Aim of the exercise:
Below is a listing to transcribe in full and exactly; keep the pictures out.

Material provided:
▶

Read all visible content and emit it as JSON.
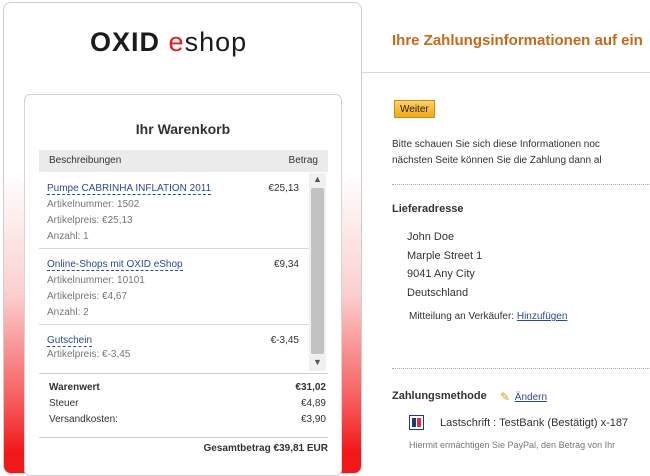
{
  "logo": {
    "part1": "OXID",
    "part2": "e",
    "part3": "shop"
  },
  "cart": {
    "title": "Ihr Warenkorb",
    "header": {
      "description": "Beschreibungen",
      "amount": "Betrag"
    },
    "items": [
      {
        "name": "Pumpe CABRINHA INFLATION 2011",
        "price": "€25,13",
        "article_no": "Artikelnummer: 1502",
        "unit_price": "Artikelpreis: €25,13",
        "quantity": "Anzahl: 1"
      },
      {
        "name": "Online-Shops mit OXID eShop",
        "price": "€9,34",
        "article_no": "Artikelnummer: 10101",
        "unit_price": "Artikelpreis: €4,67",
        "quantity": "Anzahl: 2"
      },
      {
        "name": "Gutschein",
        "price": "€-3,45",
        "unit_price": "Artikelpreis: €-3,45"
      }
    ],
    "scroll": {
      "up": "▲",
      "down": "▼"
    },
    "totals": {
      "goods_label": "Warenwert",
      "goods_value": "€31,02",
      "tax_label": "Steuer",
      "tax_value": "€4,89",
      "shipping_label": "Versandkosten:",
      "shipping_value": "€3,90"
    },
    "grand_total": "Gesamtbetrag €39,81 EUR"
  },
  "right": {
    "title": "Ihre Zahlungsinformationen auf ein",
    "continue_button": "Weiter",
    "info_line1": "Bitte schauen Sie sich diese Informationen noc",
    "info_line2": "nächsten Seite können Sie die Zahlung dann al",
    "delivery": {
      "title": "Lieferadresse",
      "name": "John Doe",
      "street": "Marple Street 1",
      "city": "9041 Any City",
      "country": "Deutschland"
    },
    "seller_note_label": "Mitteilung an Verkäufer:",
    "seller_note_link": "Hinzufügen",
    "payment": {
      "title": "Zahlungsmethode",
      "change_link": "Ändern",
      "icon": "lastschrift-icon",
      "method": "Lastschrift : TestBank (Bestätigt) x-187",
      "sub": "Hiermit ermächtigen Sie PayPal, den Betrag von Ihr"
    }
  }
}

◀

Full answer:
Read all visible content and emit it as JSON.
{
  "logo": {
    "part1": "OXID",
    "part2": "e",
    "part3": "shop"
  },
  "cart": {
    "title": "Ihr Warenkorb",
    "header": {
      "description": "Beschreibungen",
      "amount": "Betrag"
    },
    "items": [
      {
        "name": "Pumpe CABRINHA INFLATION 2011",
        "price": "€25,13",
        "article_no": "Artikelnummer: 1502",
        "unit_price": "Artikelpreis: €25,13",
        "quantity": "Anzahl: 1"
      },
      {
        "name": "Online-Shops mit OXID eShop",
        "price": "€9,34",
        "article_no": "Artikelnummer: 10101",
        "unit_price": "Artikelpreis: €4,67",
        "quantity": "Anzahl: 2"
      },
      {
        "name": "Gutschein",
        "price": "€-3,45",
        "unit_price": "Artikelpreis: €-3,45"
      }
    ],
    "scroll": {
      "up": "▲",
      "down": "▼"
    },
    "totals": {
      "goods_label": "Warenwert",
      "goods_value": "€31,02",
      "tax_label": "Steuer",
      "tax_value": "€4,89",
      "shipping_label": "Versandkosten:",
      "shipping_value": "€3,90"
    },
    "grand_total": "Gesamtbetrag €39,81 EUR"
  },
  "right": {
    "title": "Ihre Zahlungsinformationen auf ein",
    "continue_button": "Weiter",
    "info_line1": "Bitte schauen Sie sich diese Informationen noc",
    "info_line2": "nächsten Seite können Sie die Zahlung dann al",
    "delivery": {
      "title": "Lieferadresse",
      "name": "John Doe",
      "street": "Marple Street 1",
      "city": "9041 Any City",
      "country": "Deutschland"
    },
    "seller_note_label": "Mitteilung an Verkäufer:",
    "seller_note_link": "Hinzufügen",
    "payment": {
      "title": "Zahlungsmethode",
      "change_link": "Ändern",
      "icon": "lastschrift-icon",
      "method": "Lastschrift : TestBank (Bestätigt) x-187",
      "sub": "Hiermit ermächtigen Sie PayPal, den Betrag von Ihr"
    }
  }
}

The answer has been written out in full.